PROMPT 1. Repeat word for word the part of the Carmageddon: Reincarnation article that opens with the words containing "In 2011, after" and closes with "the official site.".
PROMPT 2. Go on with the Carmageddon: Reincarnation article, picking up after its final sentence.

PASSAGE PROVIDED.
^^^^
- Developer: Stainless Games
- Publishers: Stainless Games THQ Nordic
- Series: Carmageddon
- Platforms: Microsoft Windows, PlayStation 4, Xbox One
- Release: WindowsWW: 21 May 2015; Max Damage PlayStation 4, Xbox OneWW: 8 July 2016; WindowsWW: 28 October 2016;
- Genres: Vehicular combat, racing
- Modes: Single-player, multiplayer

= Carmageddon: Reincarnation =

2015 video game

Carmageddon: Reincarnation is a vehicular combat game, the fourth in the Carmageddon series. The game was developed by Stainless Games. Reincarnation was exclusively released through Steam for Windows in 2015. One year later, the game was upgraded and given a proper worldwide release under the title Carmageddon: Max Damage. Max Damage appeared on the Windows, PlayStation 4, and Xbox One platforms, both physically and digitally.

==Development==
A financial report in 2003 revealed that Carmageddon 4 was in development. The developers were identified as Visual Sciences. The publishers were confirmed as Take-Two Interactive's newly formed subsidiary 2K Games in North America and SCi in the rest of the world. Very little information was released about the game until late 2005, when recently merged publishers SCi and Eidos Interactive put development on hold for unspecified reasons. The game was subsequently assumed to have been canned, as no new information or press releases surfaced since that time, and Eidos moved on to focus on other projects.

In 2011, after buying back the rights to the series from then-copyright holders Square Enix Europe, original Carmageddon developers Stainless Games revealed that a new Carmageddon game was in early pre-production stages. After that numerous concept artworks and early in-game test screens were released on the official site.

The new title, Carmageddon: Reincarnation, was funded through Kickstarter in 2012. Stainless Games aimed to raise over $400,000 (£250,000) via Kickstarter in order to produce the game. People who pledged more than $1000 for the project could have the chance to be featured in the game. The $400,000 target was reached in 10 days; if the project raised to $600,000, Mac and Linux versions were also to be produced. This new target was met by the campaign's end in July with a total of $625,143 raised, but the promised Mac and Linux versions were never released. The game was released in May 2015 through the Steam digital service.
^^^^
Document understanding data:
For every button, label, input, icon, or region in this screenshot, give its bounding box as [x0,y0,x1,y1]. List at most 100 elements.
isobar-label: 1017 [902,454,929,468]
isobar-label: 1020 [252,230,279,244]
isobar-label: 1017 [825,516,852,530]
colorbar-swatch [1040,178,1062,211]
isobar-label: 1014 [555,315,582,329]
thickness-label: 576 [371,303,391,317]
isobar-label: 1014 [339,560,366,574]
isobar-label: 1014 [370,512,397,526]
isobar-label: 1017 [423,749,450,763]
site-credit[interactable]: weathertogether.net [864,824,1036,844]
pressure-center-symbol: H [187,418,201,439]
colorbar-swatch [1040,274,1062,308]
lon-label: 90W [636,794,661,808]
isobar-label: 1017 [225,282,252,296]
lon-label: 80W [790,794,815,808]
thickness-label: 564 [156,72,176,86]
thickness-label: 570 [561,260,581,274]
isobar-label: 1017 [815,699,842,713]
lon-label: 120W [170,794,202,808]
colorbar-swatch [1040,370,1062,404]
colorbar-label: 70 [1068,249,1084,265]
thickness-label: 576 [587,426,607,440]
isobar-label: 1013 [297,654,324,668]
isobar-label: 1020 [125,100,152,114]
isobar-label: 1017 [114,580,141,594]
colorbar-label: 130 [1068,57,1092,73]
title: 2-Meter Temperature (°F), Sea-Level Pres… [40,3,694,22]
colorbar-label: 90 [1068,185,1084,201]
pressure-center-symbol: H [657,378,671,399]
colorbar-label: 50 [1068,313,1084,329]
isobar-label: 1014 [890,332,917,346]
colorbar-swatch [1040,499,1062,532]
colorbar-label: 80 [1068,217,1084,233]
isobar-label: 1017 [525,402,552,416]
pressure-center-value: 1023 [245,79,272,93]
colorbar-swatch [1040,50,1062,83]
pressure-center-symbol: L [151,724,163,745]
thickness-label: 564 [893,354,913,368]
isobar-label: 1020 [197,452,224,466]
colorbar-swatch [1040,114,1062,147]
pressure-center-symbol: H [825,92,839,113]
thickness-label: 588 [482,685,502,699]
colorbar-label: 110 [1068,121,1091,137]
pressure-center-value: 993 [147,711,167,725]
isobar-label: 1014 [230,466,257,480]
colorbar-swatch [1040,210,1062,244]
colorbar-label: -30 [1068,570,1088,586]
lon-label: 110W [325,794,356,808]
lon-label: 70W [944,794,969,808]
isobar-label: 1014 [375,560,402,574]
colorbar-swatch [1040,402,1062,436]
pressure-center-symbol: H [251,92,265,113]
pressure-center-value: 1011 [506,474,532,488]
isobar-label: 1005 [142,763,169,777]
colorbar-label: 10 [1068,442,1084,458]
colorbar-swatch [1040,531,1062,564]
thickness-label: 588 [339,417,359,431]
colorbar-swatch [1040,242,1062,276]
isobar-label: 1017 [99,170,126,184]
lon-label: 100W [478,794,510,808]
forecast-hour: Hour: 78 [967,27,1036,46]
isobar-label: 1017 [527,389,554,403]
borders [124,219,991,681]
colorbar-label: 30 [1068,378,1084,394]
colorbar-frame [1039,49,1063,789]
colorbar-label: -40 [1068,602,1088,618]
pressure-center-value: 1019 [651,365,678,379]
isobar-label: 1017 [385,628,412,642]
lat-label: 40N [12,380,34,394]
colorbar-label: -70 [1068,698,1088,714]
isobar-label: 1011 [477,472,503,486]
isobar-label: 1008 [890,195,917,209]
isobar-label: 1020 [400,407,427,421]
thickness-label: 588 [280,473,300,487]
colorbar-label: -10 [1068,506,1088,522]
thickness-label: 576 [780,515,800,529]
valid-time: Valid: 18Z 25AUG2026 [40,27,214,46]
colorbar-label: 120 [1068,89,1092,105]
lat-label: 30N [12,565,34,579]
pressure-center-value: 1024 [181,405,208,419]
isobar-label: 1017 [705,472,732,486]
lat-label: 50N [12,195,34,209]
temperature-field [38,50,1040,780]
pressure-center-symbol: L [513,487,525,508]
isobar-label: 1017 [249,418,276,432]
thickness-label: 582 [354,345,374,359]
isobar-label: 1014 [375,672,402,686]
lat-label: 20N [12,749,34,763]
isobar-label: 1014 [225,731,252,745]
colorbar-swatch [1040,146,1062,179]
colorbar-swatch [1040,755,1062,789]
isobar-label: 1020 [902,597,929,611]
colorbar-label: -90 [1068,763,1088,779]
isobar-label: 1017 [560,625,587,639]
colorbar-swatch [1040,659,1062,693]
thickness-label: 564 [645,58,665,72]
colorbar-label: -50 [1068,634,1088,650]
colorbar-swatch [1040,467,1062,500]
^^^^
FINAL ANSWER 1.
In 2011, after buying back the rights to the series from then-copyright holders Square Enix Europe, original Carmageddon developers Stainless Games revealed that a new Carmageddon game was in early pre-production stages. After that numerous concept artworks and early in-game test screens were released on the official site.

FINAL ANSWER 2.
==Carmageddon: Max Damage==
Carmageddon: Max Damage is an expansion update to Carmageddon: Reincarnation, featuring additional cars and stages, as well as improved graphics and performance. It was released on PlayStation 4 and Xbox One in July 2016. The game is available both as digital download and as a physical disc, with the disc version being distributed by Sold Out Sales & Marketing. It was later released for Microsoft Windows on 28 October, and was given as a free update to all existing owners of Reincarnation on Steam.

==Reception==
The PC version of the game received a Metacritic score of 54%. Reviewers noted its game's similarity to classic Carmagedddon entries, but were divided on whether its retro gameplay was enjoyable in the modern era. A particular point of note was the game's extremely poor PC performance at launch, with the title struggling to run at a consistent framerate on any PC setup.

The PS4 version of Max Damage received a Metacritic score of 51%. Many reviewers remained unconvinced by the gameplay and controls, and the game's graphics were frequently criticised as outdated, although the game's performance was less widely noted by reviewers.